İstenen A:
Belge alıntısında aktarılan düşünüre göre en büyük ölüm ve felaket nedir?
İstenen B:
Aşağıdaki ifadelerin belge alıntısıyla örtüşüp örtüşmediğini belirtin ve her biri için metindeki belirleyici sözleri aynen aktarın.
(i) Teknolojinin esiri olarak kaliteli vakit geçirmek mümkündür.
(ii) Gönül penceresine yapılan yolculuk sabır ister.
(iii) Düşünüre göre esas ölüm ve felaket trafik kazalarından gelir.

Belge Alıntısı:
• • • • • • •

Evinde boş boş oturmanın ya da televizyon kanalları arasında yaptığı geçişlerin sevdiklerine ayırdığı özel zamanlar olmadığının farkında!
Hem bedenen hem ruhen sevdiklerinin yanında olma çabasında! Teknolojinin esiri olarak ya da çağın sunduğu suni eğlencelerle kaliteli vakit geçirmenin mümkün olmadığını çok iyi biliyor.
Ruhunun ve Yüreğinin Sesinden Bihaber Yaşayanlar
“Bugün ne yaptın? Okulun nasıldı?” gibi kalıplaşmış sorulardan çok, onların yüreğini ve ruh halini okumaya çalışıyor. Yaşamında kendince değerli olduğunu bildiği varlıkları kaybetmekten korkmayanlar da ruh ve yüreklerin sesinden bihaber yaşıyor.
Ünlü düşünürlerimizden birinin söylediği gibi;
“Esas ölüm ve felaket; trafik kazaları, hastalık ve doğal afetlerden gelmez. En büyük ölüm ve felaket, insanın özünü gaflete salması, duygusuzlaşması ve gönül dünyasında ölmesidir. Anne-baba, evin içindeki manevi yangından habersiz iseler, bundan daha büyük talihsizlik, bundan daha büyük gaflet olamaz. Böyleleri hallerine ne kadar ağlasalar yeridir. Ama ağlamak için de ‘gönül’ gerek!”
Bireyin ‘gönül penceresine yolculuk’ yaparak ‘titreyen, ağlayan ve anlayan kalp merdiveni’ne tırmanması için ‘musibeti bekleme tembelliği’nden vazgeçmesi gerek! Bu yolculuk zahmetlidir, sabır ister. Çilelidir, tahammül ister.
Kutlu yolculuğunuz hayatınızı güzellikleriyle dokusun.

• • • • • • •

Verilen Malzeme:
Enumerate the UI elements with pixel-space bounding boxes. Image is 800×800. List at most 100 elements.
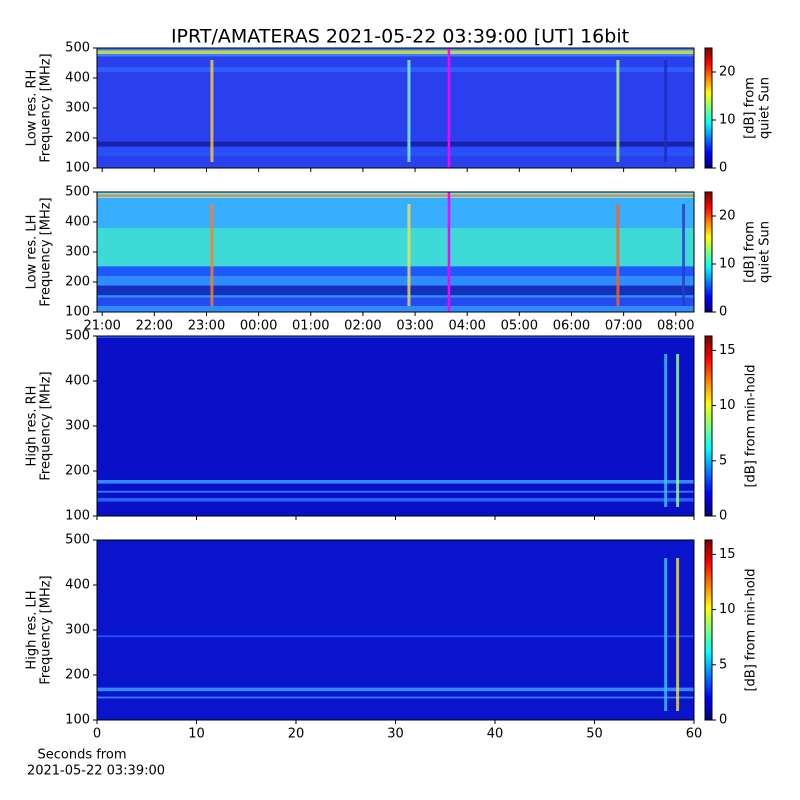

• • • • • • •

Çözüm A:
İnsanın özünü gaflete salması, duygusuzlaşması ve gönül dünyasında ölmesidir.

Çözüm B:
(i) Hayır: "Teknolojinin esiri olarak ya da çağın sunduğu suni eğlencelerle kaliteli vakit geçirmenin mümkün olmadığını çok iyi biliyor."
(ii) Evet: "Bu yolculuk zahmetlidir, sabır ister."
(iii) Hayır: "Esas ölüm ve felaket; trafik kazaları, hastalık ve doğal afetlerden gelmez."